Data entries
[Start]

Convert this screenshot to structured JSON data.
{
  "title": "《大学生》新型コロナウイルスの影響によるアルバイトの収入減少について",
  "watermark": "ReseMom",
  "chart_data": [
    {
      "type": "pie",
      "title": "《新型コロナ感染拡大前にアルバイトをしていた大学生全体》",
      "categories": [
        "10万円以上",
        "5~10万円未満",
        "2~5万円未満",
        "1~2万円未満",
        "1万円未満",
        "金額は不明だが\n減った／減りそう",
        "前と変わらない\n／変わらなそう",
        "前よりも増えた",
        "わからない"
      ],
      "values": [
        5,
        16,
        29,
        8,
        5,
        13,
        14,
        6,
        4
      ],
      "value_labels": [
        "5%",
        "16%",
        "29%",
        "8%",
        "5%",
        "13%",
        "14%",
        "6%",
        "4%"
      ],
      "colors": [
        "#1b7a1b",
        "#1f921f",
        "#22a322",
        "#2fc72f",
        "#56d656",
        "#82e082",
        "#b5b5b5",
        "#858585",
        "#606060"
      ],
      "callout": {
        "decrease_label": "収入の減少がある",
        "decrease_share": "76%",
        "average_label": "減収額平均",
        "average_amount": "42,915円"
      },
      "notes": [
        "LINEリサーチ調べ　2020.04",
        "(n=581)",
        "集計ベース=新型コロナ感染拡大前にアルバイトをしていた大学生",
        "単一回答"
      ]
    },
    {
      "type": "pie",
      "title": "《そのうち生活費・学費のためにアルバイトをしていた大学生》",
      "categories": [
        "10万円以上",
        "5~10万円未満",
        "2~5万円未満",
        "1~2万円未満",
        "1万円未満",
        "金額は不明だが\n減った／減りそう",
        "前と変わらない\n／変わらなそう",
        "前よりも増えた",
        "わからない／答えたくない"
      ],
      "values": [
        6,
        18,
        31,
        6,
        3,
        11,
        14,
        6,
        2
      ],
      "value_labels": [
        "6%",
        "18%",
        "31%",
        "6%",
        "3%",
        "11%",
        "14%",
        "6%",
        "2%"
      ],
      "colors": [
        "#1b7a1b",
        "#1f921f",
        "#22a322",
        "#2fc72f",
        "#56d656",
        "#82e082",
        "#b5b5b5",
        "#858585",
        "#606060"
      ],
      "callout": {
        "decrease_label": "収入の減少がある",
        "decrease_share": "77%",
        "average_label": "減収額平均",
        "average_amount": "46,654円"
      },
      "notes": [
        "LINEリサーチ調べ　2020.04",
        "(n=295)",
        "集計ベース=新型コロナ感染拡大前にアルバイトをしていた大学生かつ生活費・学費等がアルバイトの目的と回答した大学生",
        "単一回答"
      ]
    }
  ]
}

[End]

Print out the whole listing exactly as it appears.

Convert this screenshot to structured JSON data.
{
  "title": "《大学生》新型コロナウイルスの影響によるアルバイトの収入減少について",
  "watermark": "ReseMom",
  "chart_data": [
    {
      "type": "pie",
      "title": "《新型コロナ感染拡大前にアルバイトをしていた大学生全体》",
      "categories": [
        "10万円以上",
        "5~10万円未満",
        "2~5万円未満",
        "1~2万円未満",
        "1万円未満",
        "金額は不明だが\n減った／減りそう",
        "前と変わらない\n／変わらなそう",
        "前よりも増えた",
        "わからない"
      ],
      "values": [
        5,
        16,
        29,
        8,
        5,
        13,
        14,
        6,
        4
      ],
      "value_labels": [
        "5%",
        "16%",
        "29%",
        "8%",
        "5%",
        "13%",
        "14%",
        "6%",
        "4%"
      ],
      "colors": [
        "#1b7a1b",
        "#1f921f",
        "#22a322",
        "#2fc72f",
        "#56d656",
        "#82e082",
        "#b5b5b5",
        "#858585",
        "#606060"
      ],
      "callout": {
        "decrease_label": "収入の減少がある",
        "decrease_share": "76%",
        "average_label": "減収額平均",
        "average_amount": "42,915円"
      },
      "notes": [
        "LINEリサーチ調べ　2020.04",
        "(n=581)",
        "集計ベース=新型コロナ感染拡大前にアルバイトをしていた大学生",
        "単一回答"
      ]
    },
    {
      "type": "pie",
      "title": "《そのうち生活費・学費のためにアルバイトをしていた大学生》",
      "categories": [
        "10万円以上",
        "5~10万円未満",
        "2~5万円未満",
        "1~2万円未満",
        "1万円未満",
        "金額は不明だが\n減った／減りそう",
        "前と変わらない\n／変わらなそう",
        "前よりも増えた",
        "わからない／答えたくない"
      ],
      "values": [
        6,
        18,
        31,
        6,
        3,
        11,
        14,
        6,
        2
      ],
      "value_labels": [
        "6%",
        "18%",
        "31%",
        "6%",
        "3%",
        "11%",
        "14%",
        "6%",
        "2%"
      ],
      "colors": [
        "#1b7a1b",
        "#1f921f",
        "#22a322",
        "#2fc72f",
        "#56d656",
        "#82e082",
        "#b5b5b5",
        "#858585",
        "#606060"
      ],
      "callout": {
        "decrease_label": "収入の減少がある",
        "decrease_share": "77%",
        "average_label": "減収額平均",
        "average_amount": "46,654円"
      },
      "notes": [
        "LINEリサーチ調べ　2020.04",
        "(n=295)",
        "集計ベース=新型コロナ感染拡大前にアルバイトをしていた大学生かつ生活費・学費等がアルバイトの目的と回答した大学生",
        "単一回答"
      ]
    }
  ]
}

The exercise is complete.